Directions for this task:
Which lines hold the word "title"? Copy each of them from the material.

Start of Material for this task

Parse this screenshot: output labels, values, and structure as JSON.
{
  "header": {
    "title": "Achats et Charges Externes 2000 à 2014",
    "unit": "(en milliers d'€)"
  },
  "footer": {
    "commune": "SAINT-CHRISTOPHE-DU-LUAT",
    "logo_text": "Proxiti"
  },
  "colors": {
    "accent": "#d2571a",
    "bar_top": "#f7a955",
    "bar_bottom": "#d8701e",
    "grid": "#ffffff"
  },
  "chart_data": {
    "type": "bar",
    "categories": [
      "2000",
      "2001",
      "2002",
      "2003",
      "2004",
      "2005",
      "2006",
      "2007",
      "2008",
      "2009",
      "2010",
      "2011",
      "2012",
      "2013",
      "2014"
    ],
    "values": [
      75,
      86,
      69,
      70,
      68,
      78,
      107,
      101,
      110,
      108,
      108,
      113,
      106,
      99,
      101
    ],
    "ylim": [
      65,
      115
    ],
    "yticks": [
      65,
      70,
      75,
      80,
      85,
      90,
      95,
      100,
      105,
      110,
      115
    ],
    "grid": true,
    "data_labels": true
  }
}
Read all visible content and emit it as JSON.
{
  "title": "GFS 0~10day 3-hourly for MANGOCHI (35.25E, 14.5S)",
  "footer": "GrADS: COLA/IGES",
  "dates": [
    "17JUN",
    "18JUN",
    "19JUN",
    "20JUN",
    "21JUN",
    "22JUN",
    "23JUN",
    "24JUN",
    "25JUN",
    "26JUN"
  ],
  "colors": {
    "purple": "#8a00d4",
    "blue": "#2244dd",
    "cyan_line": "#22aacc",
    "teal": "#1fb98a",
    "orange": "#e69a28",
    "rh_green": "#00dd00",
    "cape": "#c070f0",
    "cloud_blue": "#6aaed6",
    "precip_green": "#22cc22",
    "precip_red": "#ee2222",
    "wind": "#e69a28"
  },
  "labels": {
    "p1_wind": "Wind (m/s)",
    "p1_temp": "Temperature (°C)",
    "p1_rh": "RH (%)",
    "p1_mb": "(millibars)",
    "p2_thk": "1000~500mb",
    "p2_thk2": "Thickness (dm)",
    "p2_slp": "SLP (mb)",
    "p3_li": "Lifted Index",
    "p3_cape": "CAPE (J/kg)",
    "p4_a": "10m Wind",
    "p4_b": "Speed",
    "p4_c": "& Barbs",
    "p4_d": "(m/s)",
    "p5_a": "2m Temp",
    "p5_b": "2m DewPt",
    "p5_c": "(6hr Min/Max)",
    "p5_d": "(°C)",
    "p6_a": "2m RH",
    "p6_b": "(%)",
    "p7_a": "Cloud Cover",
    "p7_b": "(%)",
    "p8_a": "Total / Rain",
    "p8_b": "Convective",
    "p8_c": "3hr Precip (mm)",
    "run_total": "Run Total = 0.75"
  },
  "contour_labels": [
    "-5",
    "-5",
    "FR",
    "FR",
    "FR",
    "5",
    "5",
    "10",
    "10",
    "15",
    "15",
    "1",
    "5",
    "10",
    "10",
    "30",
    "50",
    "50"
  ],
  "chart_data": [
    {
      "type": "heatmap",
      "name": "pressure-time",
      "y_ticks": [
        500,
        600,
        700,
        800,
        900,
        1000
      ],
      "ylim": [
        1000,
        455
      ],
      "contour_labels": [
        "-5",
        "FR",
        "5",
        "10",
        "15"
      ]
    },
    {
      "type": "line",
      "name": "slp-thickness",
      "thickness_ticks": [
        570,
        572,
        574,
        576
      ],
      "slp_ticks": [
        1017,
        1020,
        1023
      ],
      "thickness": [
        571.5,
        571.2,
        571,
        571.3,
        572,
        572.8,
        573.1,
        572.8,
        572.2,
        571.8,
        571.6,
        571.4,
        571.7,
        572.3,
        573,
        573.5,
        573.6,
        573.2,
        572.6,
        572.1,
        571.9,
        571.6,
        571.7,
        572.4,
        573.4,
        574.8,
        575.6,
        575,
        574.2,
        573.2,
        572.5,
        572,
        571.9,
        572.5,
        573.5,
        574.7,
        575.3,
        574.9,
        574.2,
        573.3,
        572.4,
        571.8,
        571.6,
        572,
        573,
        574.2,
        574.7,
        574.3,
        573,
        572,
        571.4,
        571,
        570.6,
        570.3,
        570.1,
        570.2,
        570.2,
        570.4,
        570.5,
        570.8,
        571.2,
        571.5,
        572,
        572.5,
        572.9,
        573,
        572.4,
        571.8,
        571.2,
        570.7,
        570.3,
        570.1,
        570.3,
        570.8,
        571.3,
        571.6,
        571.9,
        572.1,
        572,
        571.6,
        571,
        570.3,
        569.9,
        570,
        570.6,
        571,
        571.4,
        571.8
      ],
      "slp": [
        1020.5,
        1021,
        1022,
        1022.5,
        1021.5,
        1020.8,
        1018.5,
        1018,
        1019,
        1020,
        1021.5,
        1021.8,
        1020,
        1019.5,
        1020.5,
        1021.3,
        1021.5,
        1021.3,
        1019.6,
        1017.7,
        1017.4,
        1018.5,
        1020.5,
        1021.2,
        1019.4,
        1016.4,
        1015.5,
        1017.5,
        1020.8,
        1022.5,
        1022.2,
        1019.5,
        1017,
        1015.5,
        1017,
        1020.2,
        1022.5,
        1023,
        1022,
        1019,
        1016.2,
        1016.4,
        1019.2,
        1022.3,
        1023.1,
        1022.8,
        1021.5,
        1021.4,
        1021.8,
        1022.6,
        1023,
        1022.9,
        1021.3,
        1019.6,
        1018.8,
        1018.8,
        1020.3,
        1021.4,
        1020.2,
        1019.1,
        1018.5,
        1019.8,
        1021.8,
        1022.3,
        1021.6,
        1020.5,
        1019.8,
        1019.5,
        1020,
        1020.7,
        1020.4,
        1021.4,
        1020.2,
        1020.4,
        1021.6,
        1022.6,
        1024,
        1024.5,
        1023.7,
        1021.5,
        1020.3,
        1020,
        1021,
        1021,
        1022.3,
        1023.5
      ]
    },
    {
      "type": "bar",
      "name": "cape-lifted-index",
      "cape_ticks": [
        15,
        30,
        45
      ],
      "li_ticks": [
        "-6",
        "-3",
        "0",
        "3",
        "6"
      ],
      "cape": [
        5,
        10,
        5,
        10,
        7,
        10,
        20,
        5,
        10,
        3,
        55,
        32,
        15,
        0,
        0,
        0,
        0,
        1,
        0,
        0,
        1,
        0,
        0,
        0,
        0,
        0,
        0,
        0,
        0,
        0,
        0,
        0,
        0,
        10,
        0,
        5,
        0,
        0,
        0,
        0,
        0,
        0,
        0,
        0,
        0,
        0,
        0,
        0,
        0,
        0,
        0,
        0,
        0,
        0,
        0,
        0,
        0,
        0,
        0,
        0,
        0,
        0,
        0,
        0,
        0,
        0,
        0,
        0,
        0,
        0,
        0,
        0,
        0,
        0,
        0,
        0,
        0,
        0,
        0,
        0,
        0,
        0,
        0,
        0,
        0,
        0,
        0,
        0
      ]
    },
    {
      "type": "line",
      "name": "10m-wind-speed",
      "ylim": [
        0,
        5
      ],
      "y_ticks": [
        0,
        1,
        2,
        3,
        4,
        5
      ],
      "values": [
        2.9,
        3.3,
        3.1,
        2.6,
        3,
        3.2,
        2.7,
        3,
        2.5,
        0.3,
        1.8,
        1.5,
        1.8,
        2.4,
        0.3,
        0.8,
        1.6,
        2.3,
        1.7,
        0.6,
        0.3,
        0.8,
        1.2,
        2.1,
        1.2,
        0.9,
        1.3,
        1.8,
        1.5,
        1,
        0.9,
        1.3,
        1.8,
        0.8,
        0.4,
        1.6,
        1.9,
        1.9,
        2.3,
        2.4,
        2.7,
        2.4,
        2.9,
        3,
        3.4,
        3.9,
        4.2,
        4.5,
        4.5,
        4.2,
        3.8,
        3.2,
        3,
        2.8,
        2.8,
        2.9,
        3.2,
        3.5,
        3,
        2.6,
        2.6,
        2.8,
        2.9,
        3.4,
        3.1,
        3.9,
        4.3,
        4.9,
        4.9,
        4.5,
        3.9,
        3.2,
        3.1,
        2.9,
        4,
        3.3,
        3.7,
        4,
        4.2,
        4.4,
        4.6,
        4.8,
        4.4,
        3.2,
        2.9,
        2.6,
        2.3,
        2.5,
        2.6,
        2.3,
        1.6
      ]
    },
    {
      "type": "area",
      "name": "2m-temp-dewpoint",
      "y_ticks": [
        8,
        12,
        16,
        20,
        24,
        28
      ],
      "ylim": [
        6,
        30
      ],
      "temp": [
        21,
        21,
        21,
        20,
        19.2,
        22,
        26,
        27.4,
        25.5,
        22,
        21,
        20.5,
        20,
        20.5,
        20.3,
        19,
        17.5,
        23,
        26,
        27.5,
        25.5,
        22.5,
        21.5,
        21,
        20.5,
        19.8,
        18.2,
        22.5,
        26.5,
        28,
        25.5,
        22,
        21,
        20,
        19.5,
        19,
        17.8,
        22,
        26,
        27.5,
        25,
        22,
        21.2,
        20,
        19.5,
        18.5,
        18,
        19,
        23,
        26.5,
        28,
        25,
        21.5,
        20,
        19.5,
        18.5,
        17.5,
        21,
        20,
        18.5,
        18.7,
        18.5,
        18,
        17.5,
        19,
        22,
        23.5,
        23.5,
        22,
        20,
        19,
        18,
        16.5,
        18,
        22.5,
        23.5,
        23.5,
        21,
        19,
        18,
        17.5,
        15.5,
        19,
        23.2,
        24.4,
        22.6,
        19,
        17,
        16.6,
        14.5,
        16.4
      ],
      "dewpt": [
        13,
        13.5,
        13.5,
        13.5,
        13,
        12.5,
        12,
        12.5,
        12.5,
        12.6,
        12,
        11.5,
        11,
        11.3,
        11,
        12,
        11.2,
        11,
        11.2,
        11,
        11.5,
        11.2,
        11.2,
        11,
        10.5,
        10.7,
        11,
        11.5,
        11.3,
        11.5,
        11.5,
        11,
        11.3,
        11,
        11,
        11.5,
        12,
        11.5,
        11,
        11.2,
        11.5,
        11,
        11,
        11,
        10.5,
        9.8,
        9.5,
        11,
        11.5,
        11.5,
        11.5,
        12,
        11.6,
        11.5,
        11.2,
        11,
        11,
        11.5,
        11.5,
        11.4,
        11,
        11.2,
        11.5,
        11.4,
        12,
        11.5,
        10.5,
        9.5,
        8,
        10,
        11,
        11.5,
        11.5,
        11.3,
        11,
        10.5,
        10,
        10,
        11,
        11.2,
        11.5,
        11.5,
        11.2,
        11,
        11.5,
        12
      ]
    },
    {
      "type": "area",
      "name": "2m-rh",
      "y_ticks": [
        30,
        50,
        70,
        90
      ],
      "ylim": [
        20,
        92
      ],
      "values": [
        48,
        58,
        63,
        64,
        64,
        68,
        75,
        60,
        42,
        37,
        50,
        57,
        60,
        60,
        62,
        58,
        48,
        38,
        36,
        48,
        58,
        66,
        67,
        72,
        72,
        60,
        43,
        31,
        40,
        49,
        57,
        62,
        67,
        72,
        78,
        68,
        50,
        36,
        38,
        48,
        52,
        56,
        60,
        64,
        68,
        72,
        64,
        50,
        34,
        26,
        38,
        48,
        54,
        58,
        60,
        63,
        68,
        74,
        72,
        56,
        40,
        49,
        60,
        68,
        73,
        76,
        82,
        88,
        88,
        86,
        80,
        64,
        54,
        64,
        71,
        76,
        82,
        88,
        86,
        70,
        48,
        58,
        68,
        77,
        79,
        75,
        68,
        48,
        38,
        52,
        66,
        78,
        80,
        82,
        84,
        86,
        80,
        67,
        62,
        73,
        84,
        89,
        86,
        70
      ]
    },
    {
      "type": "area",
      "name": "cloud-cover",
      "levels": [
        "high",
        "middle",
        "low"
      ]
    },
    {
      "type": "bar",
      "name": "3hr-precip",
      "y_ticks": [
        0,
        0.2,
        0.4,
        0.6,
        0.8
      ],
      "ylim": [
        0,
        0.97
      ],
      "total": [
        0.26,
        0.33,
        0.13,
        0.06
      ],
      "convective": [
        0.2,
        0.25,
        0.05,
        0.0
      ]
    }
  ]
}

End of Material for this task

Final result:
    "title": "Achats et Charges Externes 2000 à 2014",
  "title": "GFS 0~10day 3-hourly for MANGOCHI (35.25E, 14.5S)",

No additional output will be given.